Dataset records
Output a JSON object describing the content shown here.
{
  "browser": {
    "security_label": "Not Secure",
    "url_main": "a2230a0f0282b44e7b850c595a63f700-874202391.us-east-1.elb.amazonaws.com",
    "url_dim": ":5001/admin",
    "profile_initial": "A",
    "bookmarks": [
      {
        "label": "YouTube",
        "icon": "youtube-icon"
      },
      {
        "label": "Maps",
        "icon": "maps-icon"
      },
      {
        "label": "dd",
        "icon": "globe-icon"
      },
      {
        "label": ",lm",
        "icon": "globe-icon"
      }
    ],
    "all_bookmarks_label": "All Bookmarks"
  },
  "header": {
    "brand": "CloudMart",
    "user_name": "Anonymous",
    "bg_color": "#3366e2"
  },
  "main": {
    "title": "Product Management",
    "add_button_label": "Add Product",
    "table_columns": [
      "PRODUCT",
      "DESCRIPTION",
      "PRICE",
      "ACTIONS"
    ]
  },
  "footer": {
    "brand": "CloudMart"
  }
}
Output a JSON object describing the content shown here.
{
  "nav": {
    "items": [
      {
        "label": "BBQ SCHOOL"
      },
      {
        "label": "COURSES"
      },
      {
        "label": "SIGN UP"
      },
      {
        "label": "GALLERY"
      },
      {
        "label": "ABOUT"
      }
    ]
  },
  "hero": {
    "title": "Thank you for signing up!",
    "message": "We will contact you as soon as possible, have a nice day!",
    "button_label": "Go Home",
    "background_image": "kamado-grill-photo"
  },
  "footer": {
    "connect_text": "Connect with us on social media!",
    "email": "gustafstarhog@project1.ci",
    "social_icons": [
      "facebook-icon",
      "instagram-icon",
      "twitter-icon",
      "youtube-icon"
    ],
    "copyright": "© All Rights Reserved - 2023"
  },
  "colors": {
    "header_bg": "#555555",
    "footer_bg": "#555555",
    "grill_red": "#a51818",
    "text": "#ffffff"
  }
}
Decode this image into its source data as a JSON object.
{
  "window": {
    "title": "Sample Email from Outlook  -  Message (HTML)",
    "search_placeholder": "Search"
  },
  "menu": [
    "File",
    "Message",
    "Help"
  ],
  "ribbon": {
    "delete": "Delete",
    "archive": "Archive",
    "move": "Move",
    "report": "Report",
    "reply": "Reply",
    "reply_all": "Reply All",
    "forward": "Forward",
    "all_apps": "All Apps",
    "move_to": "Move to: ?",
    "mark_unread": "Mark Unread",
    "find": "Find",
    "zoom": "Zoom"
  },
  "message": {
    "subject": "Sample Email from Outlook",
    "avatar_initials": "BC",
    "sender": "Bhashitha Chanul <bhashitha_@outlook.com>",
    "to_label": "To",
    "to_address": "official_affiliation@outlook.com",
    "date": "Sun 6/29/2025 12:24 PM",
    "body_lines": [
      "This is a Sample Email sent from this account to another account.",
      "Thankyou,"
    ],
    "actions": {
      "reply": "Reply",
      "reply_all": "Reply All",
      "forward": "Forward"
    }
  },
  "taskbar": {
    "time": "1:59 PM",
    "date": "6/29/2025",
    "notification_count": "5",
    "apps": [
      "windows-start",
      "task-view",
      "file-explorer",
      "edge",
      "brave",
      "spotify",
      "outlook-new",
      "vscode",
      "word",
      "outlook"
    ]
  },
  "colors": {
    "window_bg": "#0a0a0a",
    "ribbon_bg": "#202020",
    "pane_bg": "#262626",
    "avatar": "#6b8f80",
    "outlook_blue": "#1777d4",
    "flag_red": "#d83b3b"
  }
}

Requirement
Extract each line of the material exactly as it stands.

Solution to this problem
Output a JSON object describing the content shown here.
{
  "browser": {
    "security_label": "Not Secure",
    "url_main": "a2230a0f0282b44e7b850c595a63f700-874202391.us-east-1.elb.amazonaws.com",
    "url_dim": ":5001/admin",
    "profile_initial": "A",
    "bookmarks": [
      {
        "label": "YouTube",
        "icon": "youtube-icon"
      },
      {
        "label": "Maps",
        "icon": "maps-icon"
      },
      {
        "label": "dd",
        "icon": "globe-icon"
      },
      {
        "label": ",lm",
        "icon": "globe-icon"
      }
    ],
    "all_bookmarks_label": "All Bookmarks"
  },
  "header": {
    "brand": "CloudMart",
    "user_name": "Anonymous",
    "bg_color": "#3366e2"
  },
  "main": {
    "title": "Product Management",
    "add_button_label": "Add Product",
    "table_columns": [
      "PRODUCT",
      "DESCRIPTION",
      "PRICE",
      "ACTIONS"
    ]
  },
  "footer": {
    "brand": "CloudMart"
  }
}
Output a JSON object describing the content shown here.
{
  "nav": {
    "items": [
      {
        "label": "BBQ SCHOOL"
      },
      {
        "label": "COURSES"
      },
      {
        "label": "SIGN UP"
      },
      {
        "label": "GALLERY"
      },
      {
        "label": "ABOUT"
      }
    ]
  },
  "hero": {
    "title": "Thank you for signing up!",
    "message": "We will contact you as soon as possible, have a nice day!",
    "button_label": "Go Home",
    "background_image": "kamado-grill-photo"
  },
  "footer": {
    "connect_text": "Connect with us on social media!",
    "email": "gustafstarhog@project1.ci",
    "social_icons": [
      "facebook-icon",
      "instagram-icon",
      "twitter-icon",
      "youtube-icon"
    ],
    "copyright": "© All Rights Reserved - 2023"
  },
  "colors": {
    "header_bg": "#555555",
    "footer_bg": "#555555",
    "grill_red": "#a51818",
    "text": "#ffffff"
  }
}
Decode this image into its source data as a JSON object.
{
  "window": {
    "title": "Sample Email from Outlook  -  Message (HTML)",
    "search_placeholder": "Search"
  },
  "menu": [
    "File",
    "Message",
    "Help"
  ],
  "ribbon": {
    "delete": "Delete",
    "archive": "Archive",
    "move": "Move",
    "report": "Report",
    "reply": "Reply",
    "reply_all": "Reply All",
    "forward": "Forward",
    "all_apps": "All Apps",
    "move_to": "Move to: ?",
    "mark_unread": "Mark Unread",
    "find": "Find",
    "zoom": "Zoom"
  },
  "message": {
    "subject": "Sample Email from Outlook",
    "avatar_initials": "BC",
    "sender": "Bhashitha Chanul <bhashitha_@outlook.com>",
    "to_label": "To",
    "to_address": "official_affiliation@outlook.com",
    "date": "Sun 6/29/2025 12:24 PM",
    "body_lines": [
      "This is a Sample Email sent from this account to another account.",
      "Thankyou,"
    ],
    "actions": {
      "reply": "Reply",
      "reply_all": "Reply All",
      "forward": "Forward"
    }
  },
  "taskbar": {
    "time": "1:59 PM",
    "date": "6/29/2025",
    "notification_count": "5",
    "apps": [
      "windows-start",
      "task-view",
      "file-explorer",
      "edge",
      "brave",
      "spotify",
      "outlook-new",
      "vscode",
      "word",
      "outlook"
    ]
  },
  "colors": {
    "window_bg": "#0a0a0a",
    "ribbon_bg": "#202020",
    "pane_bg": "#262626",
    "avatar": "#6b8f80",
    "outlook_blue": "#1777d4",
    "flag_red": "#d83b3b"
  }
}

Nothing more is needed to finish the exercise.